**Exercise data:**
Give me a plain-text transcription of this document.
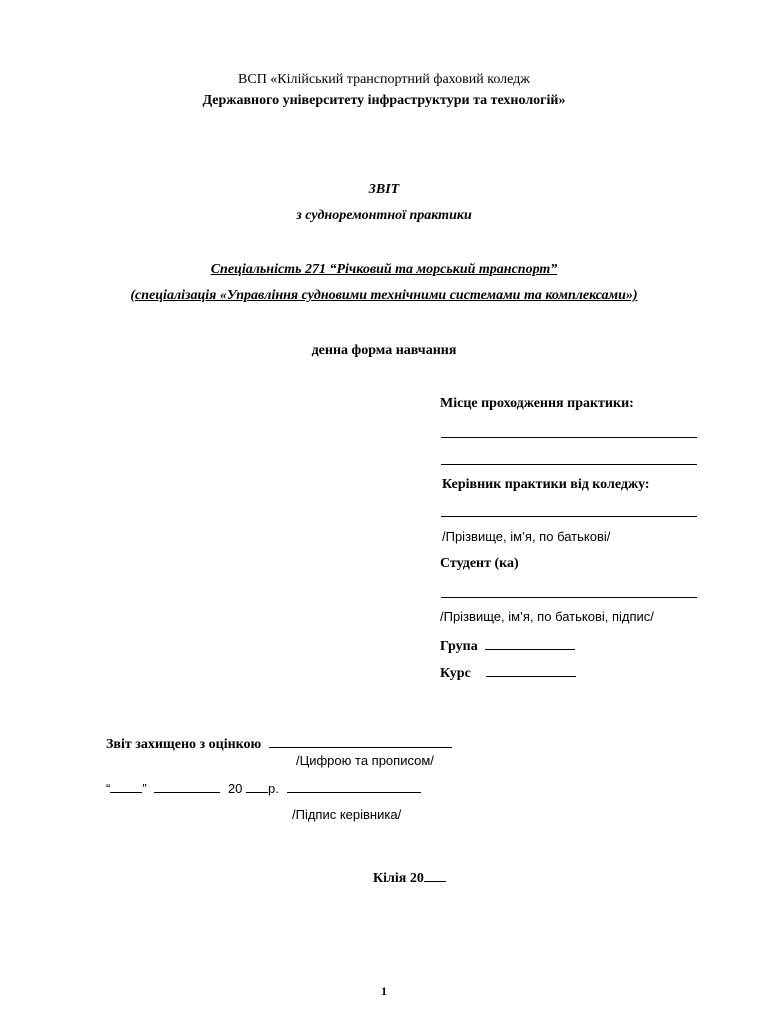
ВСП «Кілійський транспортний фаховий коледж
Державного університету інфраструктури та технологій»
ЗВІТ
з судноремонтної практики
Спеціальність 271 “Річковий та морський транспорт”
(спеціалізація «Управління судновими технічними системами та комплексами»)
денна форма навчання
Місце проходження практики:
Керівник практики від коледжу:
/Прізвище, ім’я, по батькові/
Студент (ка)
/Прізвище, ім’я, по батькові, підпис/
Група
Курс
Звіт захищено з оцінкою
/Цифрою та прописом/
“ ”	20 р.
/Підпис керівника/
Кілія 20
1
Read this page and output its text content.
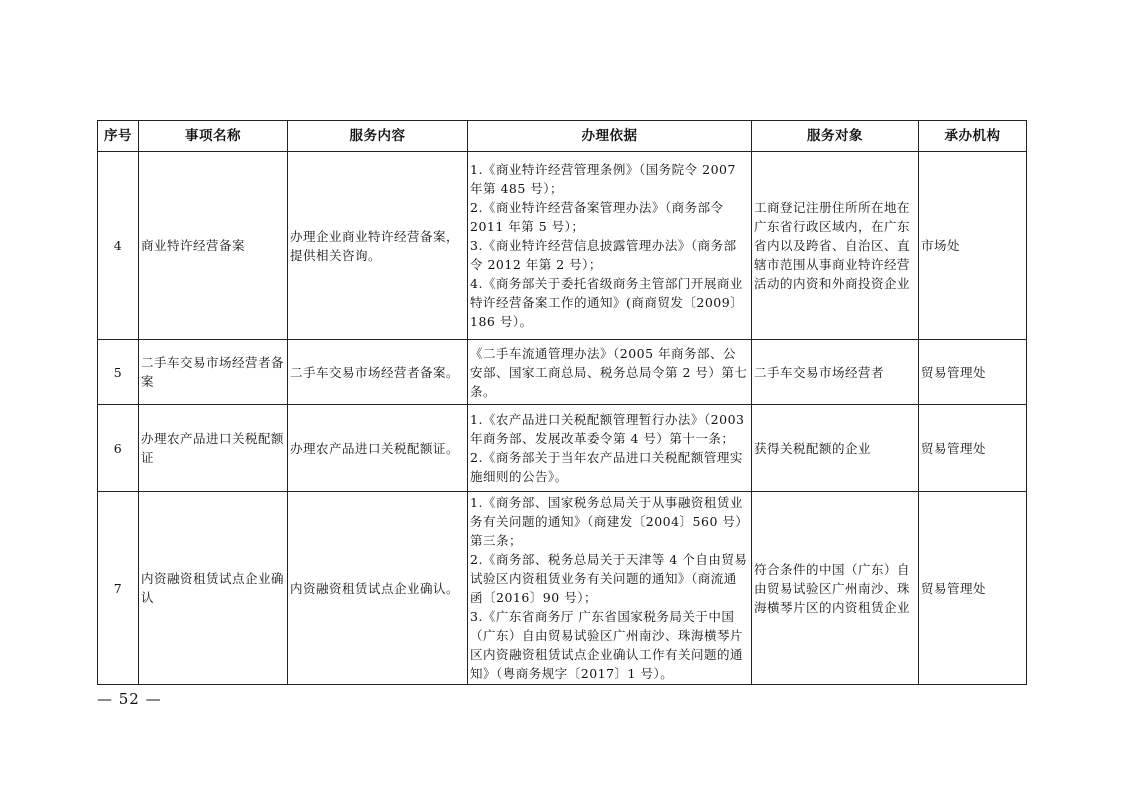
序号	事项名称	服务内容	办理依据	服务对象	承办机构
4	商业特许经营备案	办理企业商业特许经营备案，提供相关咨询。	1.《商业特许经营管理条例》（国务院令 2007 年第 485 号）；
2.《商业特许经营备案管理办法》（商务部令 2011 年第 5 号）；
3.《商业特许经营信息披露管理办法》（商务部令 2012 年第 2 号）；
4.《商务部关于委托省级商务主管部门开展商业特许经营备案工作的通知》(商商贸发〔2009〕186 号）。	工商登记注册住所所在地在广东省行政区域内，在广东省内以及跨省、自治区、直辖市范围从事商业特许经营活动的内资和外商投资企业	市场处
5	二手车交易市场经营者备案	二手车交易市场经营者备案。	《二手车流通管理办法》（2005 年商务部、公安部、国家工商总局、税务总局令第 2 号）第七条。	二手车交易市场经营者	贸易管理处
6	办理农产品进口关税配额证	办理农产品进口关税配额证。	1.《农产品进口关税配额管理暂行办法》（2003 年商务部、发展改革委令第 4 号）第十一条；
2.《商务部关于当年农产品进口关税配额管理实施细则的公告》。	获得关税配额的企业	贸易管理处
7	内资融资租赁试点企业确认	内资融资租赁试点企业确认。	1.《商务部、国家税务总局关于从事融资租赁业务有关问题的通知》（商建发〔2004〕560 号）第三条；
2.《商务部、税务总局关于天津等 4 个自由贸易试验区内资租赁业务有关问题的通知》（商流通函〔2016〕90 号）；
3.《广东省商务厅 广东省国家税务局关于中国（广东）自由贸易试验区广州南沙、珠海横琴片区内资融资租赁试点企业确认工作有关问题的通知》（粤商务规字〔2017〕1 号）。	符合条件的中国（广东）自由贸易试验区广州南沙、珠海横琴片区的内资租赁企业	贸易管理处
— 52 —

**Problem to work on:** Check each line above for the string "Прізвище", then copy the ones that have it.

**Full solution:**
/Прізвище, ім’я, по батькові/
/Прізвище, ім’я, по батькові, підпис/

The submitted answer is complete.